[Problem statement]
Leave out the pictures and transcribe everything else exactly.

[Records supplied]
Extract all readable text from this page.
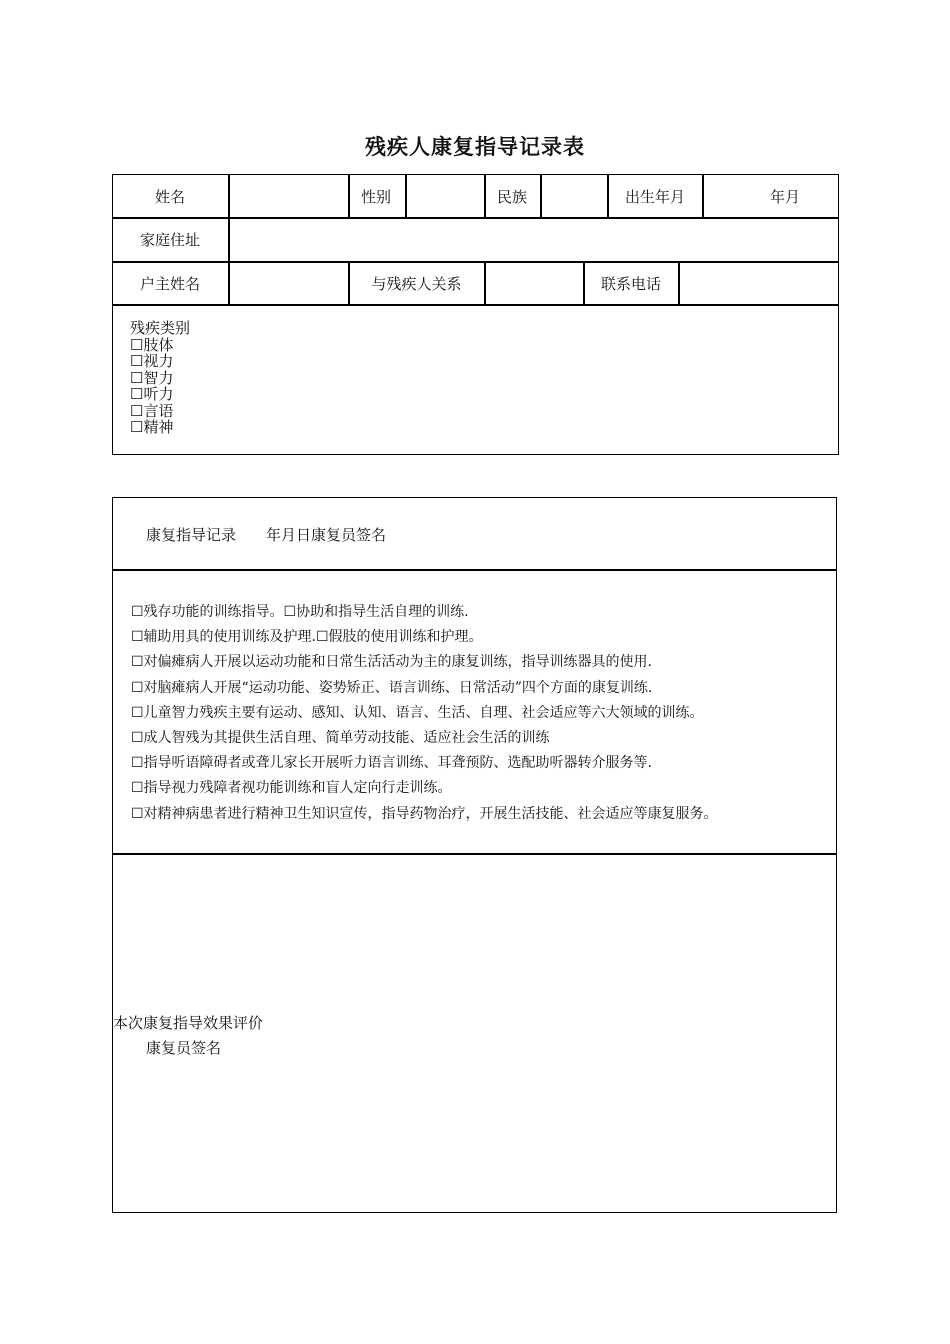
残疾人康复指导记录表
姓名	性别	民族	出生年月	年月
家庭住址
户主姓名	与残疾人关系	联系电话
残疾类别
☐肢体
☐视力
☐智力
☐听力
☐言语
☐精神
康复指导记录　　年月日康复员签名
☐残存功能的训练指导。☐协助和指导生活自理的训练.
☐辅助用具的使用训练及护理.☐假肢的使用训练和护理。
☐对偏瘫病人开展以运动功能和日常生活活动为主的康复训练，指导训练器具的使用.
☐对脑瘫病人开展“运动功能、姿势矫正、语言训练、日常活动”四个方面的康复训练.
☐儿童智力残疾主要有运动、感知、认知、语言、生活、自理、社会适应等六大领域的训练。
☐成人智残为其提供生活自理、简单劳动技能、适应社会生活的训练
☐指导听语障碍者或聋儿家长开展听力语言训练、耳聋预防、选配助听器转介服务等.
☐指导视力残障者视功能训练和盲人定向行走训练。
☐对精神病患者进行精神卫生知识宣传，指导药物治疗，开展生活技能、社会适应等康复服务。
本次康复指导效果评价
康复员签名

[The reply]
Extract all readable text from this page.
残疾人康复指导记录表
姓名	性别	民族	出生年月	年月
家庭住址
户主姓名	与残疾人关系	联系电话
残疾类别
☐肢体
☐视力
☐智力
☐听力
☐言语
☐精神
康复指导记录　　年月日康复员签名
☐残存功能的训练指导。☐协助和指导生活自理的训练.
☐辅助用具的使用训练及护理.☐假肢的使用训练和护理。
☐对偏瘫病人开展以运动功能和日常生活活动为主的康复训练，指导训练器具的使用.
☐对脑瘫病人开展“运动功能、姿势矫正、语言训练、日常活动”四个方面的康复训练.
☐儿童智力残疾主要有运动、感知、认知、语言、生活、自理、社会适应等六大领域的训练。
☐成人智残为其提供生活自理、简单劳动技能、适应社会生活的训练
☐指导听语障碍者或聋儿家长开展听力语言训练、耳聋预防、选配助听器转介服务等.
☐指导视力残障者视功能训练和盲人定向行走训练。
☐对精神病患者进行精神卫生知识宣传，指导药物治疗，开展生活技能、社会适应等康复服务。
本次康复指导效果评价
康复员签名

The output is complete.